[DATA TO USE Boundary: Start]
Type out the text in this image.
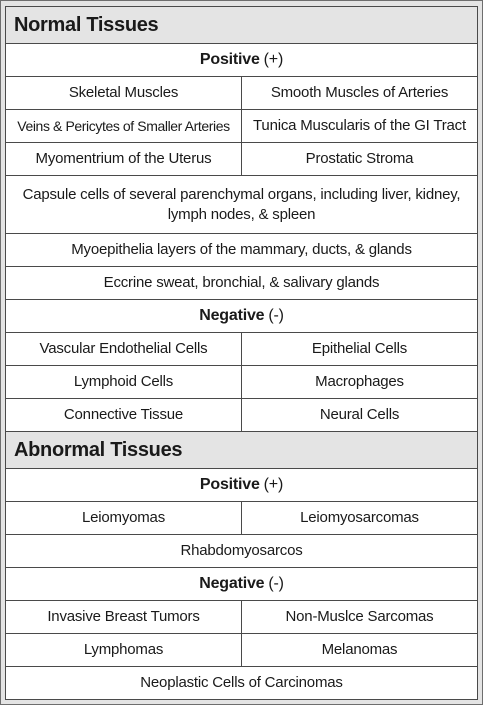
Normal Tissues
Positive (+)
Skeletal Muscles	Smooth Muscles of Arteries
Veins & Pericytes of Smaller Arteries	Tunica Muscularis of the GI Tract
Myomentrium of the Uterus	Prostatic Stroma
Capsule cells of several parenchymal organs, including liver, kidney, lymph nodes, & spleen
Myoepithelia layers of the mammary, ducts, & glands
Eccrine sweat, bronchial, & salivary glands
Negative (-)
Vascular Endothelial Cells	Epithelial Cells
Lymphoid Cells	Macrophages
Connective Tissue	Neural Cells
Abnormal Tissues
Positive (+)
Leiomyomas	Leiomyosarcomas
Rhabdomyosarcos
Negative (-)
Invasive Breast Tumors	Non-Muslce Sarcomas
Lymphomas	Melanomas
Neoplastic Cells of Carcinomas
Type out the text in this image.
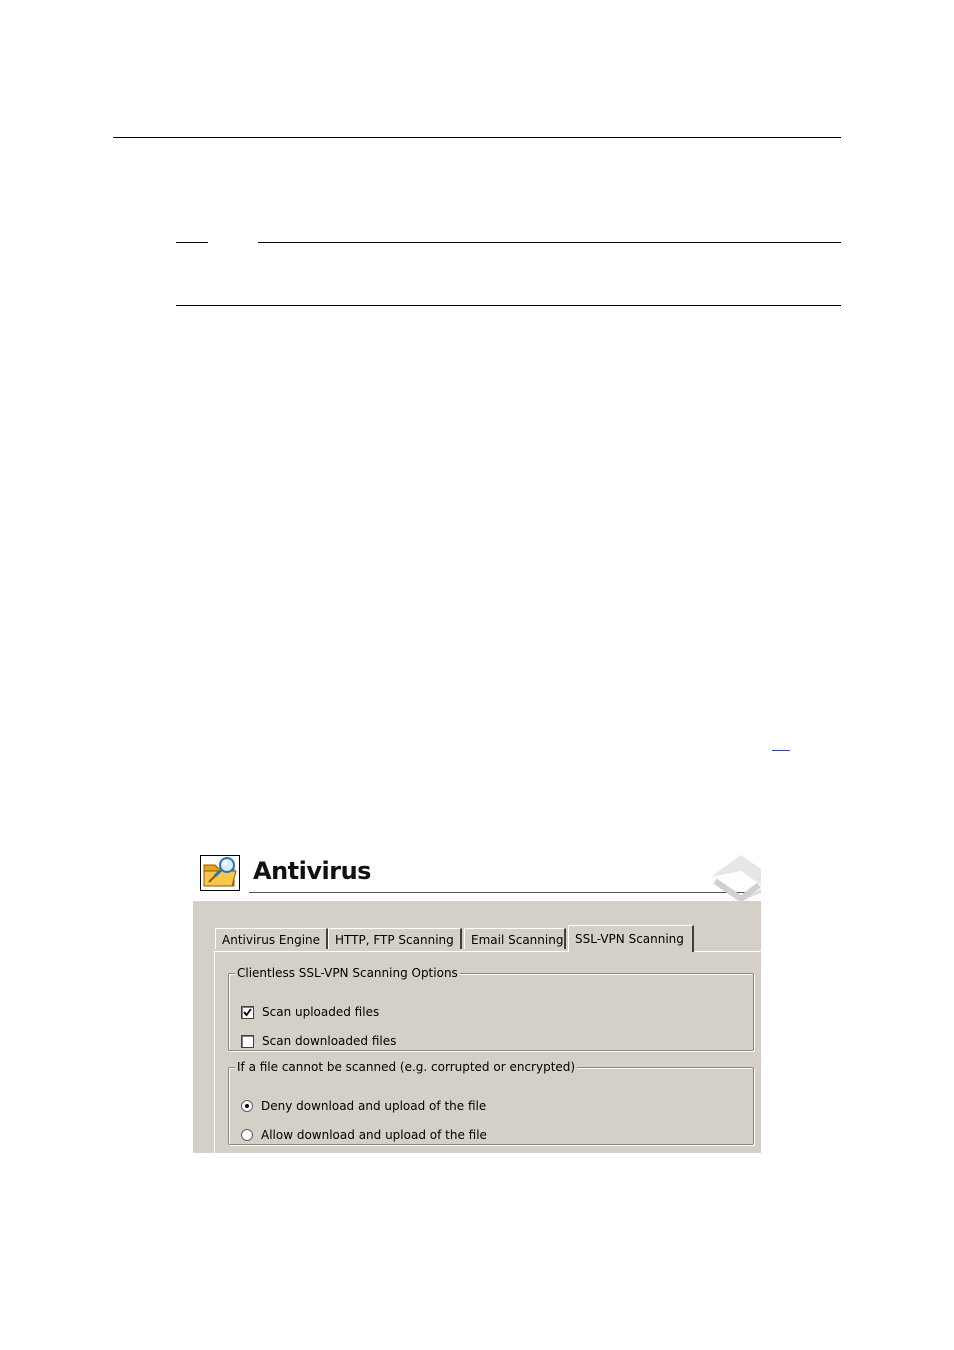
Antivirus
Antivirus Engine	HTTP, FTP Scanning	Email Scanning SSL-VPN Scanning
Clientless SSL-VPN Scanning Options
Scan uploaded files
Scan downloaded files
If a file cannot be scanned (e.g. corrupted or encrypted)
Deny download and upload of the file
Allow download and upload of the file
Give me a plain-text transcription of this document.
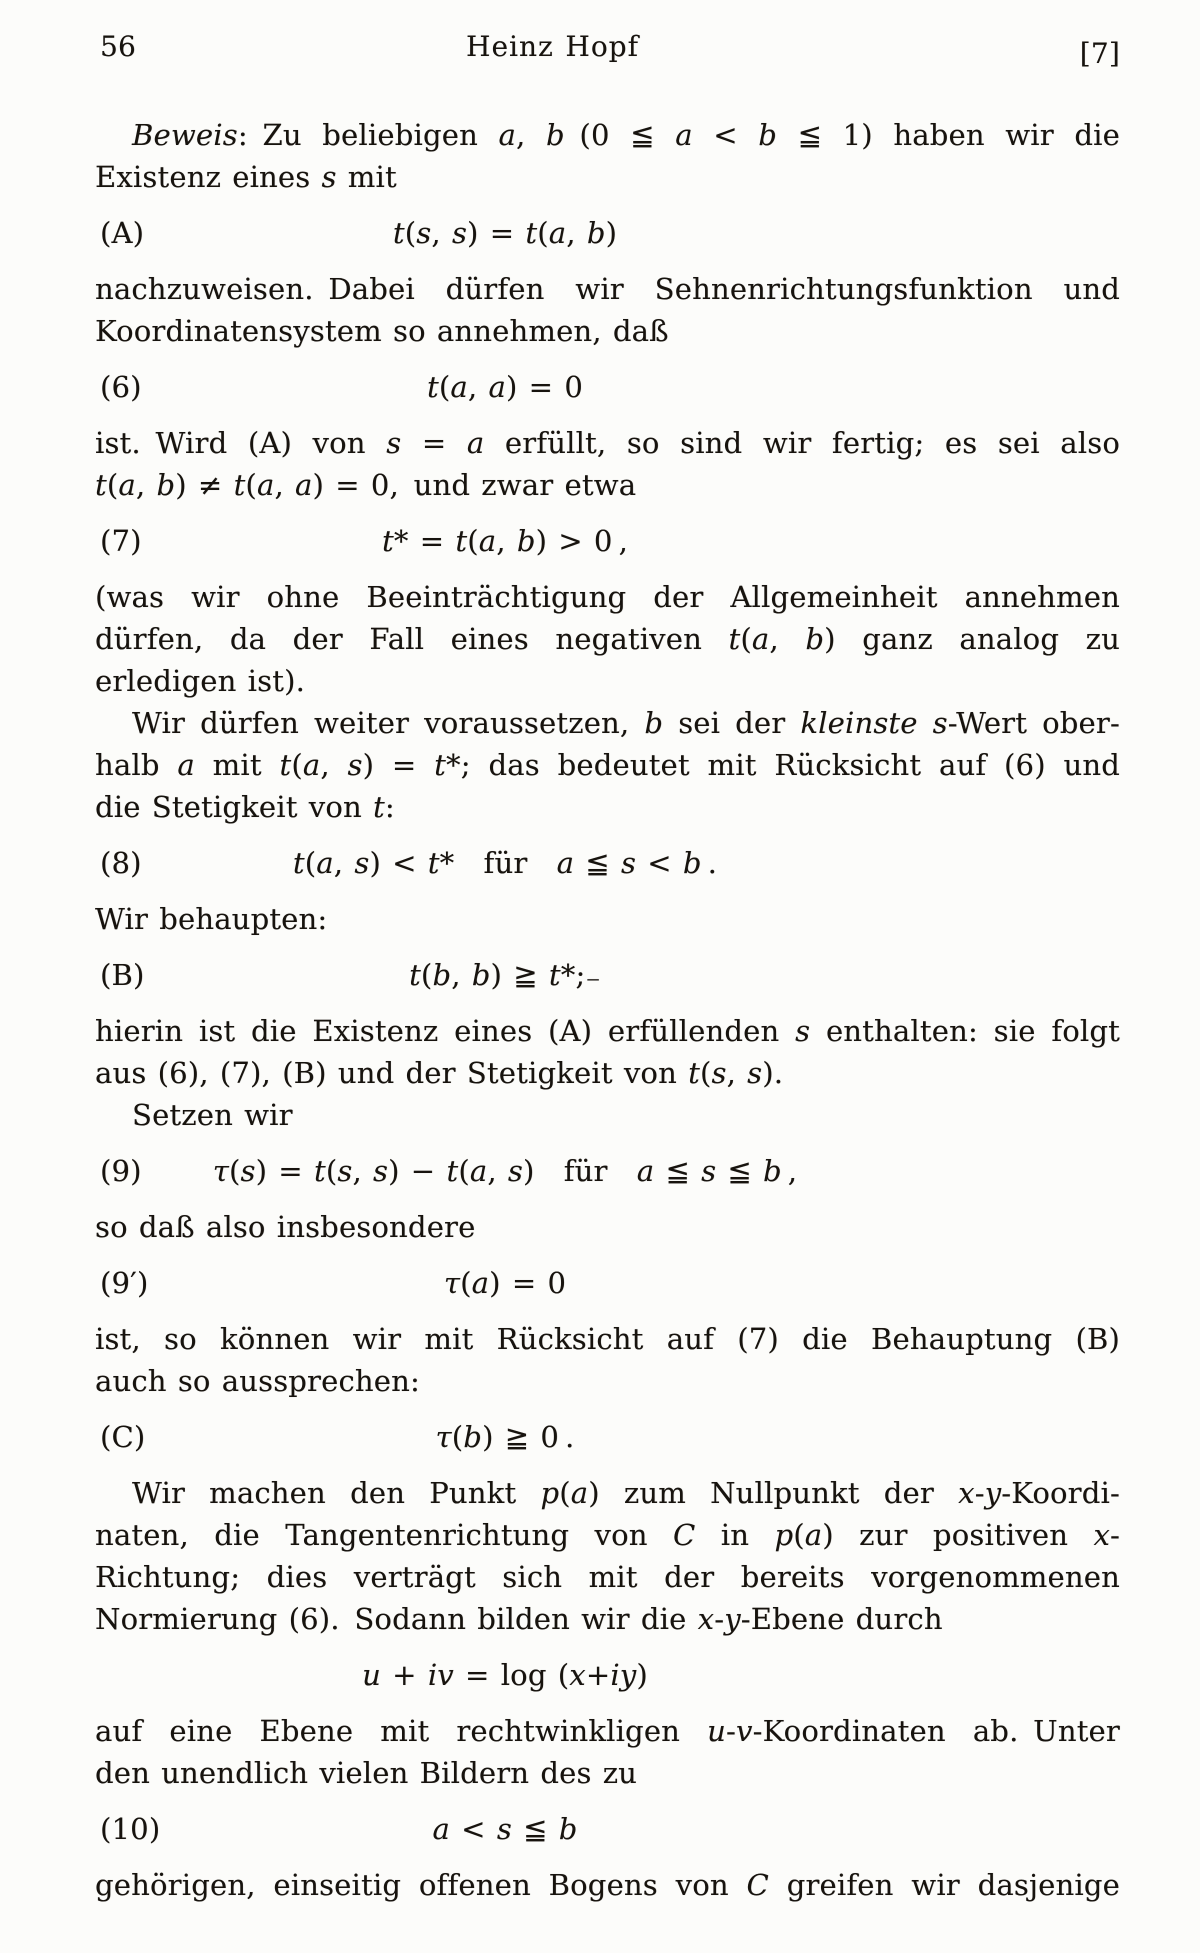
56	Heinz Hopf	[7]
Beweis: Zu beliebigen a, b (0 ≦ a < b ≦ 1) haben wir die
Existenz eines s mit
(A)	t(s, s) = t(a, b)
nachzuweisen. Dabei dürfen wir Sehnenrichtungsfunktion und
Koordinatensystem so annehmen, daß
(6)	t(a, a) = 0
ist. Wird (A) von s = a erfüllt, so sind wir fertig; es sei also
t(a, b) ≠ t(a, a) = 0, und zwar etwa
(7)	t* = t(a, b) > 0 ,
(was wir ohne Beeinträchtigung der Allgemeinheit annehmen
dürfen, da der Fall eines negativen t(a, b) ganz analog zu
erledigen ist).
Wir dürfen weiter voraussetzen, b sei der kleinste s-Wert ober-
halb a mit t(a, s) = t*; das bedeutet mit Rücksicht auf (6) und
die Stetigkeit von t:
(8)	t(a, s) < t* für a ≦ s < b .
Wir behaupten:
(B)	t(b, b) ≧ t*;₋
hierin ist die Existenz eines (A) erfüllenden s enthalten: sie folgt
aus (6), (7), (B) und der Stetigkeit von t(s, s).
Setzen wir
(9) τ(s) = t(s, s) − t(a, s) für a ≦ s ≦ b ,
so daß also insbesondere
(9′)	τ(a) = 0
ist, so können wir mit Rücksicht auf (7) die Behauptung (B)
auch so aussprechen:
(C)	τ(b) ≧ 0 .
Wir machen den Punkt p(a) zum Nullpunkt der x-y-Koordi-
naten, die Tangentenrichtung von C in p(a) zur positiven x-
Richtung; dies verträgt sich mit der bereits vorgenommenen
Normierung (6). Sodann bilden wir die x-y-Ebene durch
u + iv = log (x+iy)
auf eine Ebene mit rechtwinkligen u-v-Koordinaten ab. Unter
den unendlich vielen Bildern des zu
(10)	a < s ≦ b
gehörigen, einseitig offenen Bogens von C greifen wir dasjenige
[DATA TO USE Boundary: End]
EXERCISE INSTRUCTIONS —
Read through the entries above, and wherever a line holds the string "eines", copy it.

SOLUTION TO THIS EXERCISE —
Existenz eines s mit
dürfen, da der Fall eines negativen t(a, b) ganz analog zu
hierin ist die Existenz eines (A) erfüllenden s enthalten: sie folgt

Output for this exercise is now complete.